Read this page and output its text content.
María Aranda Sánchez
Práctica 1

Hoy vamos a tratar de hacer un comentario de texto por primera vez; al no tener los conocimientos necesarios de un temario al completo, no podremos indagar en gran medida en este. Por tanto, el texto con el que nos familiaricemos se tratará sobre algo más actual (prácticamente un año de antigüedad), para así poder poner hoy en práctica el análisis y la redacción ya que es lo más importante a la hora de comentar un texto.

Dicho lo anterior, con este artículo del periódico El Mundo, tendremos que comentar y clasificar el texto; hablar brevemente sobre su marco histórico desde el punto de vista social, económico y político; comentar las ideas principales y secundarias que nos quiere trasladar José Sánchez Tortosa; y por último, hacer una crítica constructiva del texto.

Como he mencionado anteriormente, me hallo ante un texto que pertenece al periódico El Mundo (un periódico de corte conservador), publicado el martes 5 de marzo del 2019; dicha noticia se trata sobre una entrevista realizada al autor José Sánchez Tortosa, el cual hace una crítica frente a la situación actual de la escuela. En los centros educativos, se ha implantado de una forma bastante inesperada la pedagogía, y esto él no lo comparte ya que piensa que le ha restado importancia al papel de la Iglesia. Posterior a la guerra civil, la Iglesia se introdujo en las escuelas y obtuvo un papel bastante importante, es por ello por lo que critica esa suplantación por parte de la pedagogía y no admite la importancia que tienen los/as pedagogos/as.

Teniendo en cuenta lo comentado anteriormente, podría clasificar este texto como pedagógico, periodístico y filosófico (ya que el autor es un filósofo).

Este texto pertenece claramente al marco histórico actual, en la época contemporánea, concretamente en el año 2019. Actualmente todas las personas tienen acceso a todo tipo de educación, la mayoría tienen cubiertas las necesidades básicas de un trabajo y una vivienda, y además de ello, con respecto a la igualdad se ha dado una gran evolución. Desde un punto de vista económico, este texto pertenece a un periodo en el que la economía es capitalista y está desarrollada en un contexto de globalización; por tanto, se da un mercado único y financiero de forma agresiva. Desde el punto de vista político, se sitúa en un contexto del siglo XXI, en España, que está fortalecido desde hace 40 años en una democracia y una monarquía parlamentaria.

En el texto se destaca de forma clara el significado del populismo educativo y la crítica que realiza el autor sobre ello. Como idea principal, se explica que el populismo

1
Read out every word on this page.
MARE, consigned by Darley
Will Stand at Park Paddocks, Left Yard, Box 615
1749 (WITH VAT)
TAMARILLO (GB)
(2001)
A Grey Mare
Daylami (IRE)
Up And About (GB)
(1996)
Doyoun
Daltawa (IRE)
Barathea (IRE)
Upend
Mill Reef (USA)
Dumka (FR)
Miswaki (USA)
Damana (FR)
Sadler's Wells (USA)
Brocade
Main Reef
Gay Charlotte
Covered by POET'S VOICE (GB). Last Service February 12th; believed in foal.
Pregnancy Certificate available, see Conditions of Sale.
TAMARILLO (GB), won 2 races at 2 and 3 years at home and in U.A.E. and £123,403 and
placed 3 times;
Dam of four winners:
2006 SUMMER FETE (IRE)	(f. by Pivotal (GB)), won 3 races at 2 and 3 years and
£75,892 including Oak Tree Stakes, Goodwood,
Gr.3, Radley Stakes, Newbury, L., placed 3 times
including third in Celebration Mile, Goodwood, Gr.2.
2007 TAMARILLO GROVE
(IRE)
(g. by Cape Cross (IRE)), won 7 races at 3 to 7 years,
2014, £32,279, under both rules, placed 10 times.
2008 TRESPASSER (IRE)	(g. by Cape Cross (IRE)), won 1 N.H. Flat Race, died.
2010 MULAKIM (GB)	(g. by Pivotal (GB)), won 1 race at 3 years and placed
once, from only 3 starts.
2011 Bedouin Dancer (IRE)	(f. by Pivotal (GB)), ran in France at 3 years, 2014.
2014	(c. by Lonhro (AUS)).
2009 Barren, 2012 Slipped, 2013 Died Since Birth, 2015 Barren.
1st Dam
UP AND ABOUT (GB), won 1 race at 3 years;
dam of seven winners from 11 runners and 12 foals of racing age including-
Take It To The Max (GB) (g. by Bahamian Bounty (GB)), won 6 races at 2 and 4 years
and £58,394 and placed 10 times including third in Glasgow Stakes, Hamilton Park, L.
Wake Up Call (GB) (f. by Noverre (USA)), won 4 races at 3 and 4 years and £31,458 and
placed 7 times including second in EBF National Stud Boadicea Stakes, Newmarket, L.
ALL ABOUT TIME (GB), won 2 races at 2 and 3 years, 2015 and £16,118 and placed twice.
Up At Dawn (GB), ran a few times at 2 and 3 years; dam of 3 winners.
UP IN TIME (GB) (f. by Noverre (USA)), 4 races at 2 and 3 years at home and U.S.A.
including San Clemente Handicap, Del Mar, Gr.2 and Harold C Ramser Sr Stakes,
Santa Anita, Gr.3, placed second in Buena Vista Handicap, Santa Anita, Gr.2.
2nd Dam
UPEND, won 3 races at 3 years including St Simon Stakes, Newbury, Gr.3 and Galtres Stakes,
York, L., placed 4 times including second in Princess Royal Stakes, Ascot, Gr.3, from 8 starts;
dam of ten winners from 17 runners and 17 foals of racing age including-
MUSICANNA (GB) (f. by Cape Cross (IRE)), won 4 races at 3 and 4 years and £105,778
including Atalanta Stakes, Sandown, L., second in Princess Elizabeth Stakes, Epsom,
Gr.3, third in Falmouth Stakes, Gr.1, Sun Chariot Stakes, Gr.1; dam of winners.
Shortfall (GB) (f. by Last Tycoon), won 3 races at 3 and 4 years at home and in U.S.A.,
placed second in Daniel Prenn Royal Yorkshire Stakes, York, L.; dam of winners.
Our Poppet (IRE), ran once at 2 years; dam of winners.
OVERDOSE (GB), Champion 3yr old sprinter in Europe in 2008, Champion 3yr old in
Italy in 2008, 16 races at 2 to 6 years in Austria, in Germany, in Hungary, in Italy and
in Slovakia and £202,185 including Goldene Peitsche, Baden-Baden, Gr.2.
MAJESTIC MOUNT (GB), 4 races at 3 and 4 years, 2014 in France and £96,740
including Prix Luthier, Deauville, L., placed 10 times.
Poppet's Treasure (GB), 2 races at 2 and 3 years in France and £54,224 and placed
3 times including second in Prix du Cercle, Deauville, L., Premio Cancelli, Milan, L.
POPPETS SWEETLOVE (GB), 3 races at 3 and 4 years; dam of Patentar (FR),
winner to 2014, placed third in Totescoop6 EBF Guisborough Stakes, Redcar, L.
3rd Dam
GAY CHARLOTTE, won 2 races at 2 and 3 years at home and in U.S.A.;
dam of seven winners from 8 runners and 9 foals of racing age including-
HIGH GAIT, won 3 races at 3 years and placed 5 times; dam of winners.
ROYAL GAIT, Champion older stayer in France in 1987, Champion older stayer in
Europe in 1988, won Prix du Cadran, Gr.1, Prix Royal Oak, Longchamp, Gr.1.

:::

■ **WHAT IS EXPECTED**
Read the entries and show each line that mentions "Noverre".

■ **RESULT FOR THIS TASK**
Wake Up Call (GB) (f. by Noverre (USA)), won 4 races at 3 and 4 years and £31,458 and
UP IN TIME (GB) (f. by Noverre (USA)), 4 races at 2 and 3 years at home and U.S.A.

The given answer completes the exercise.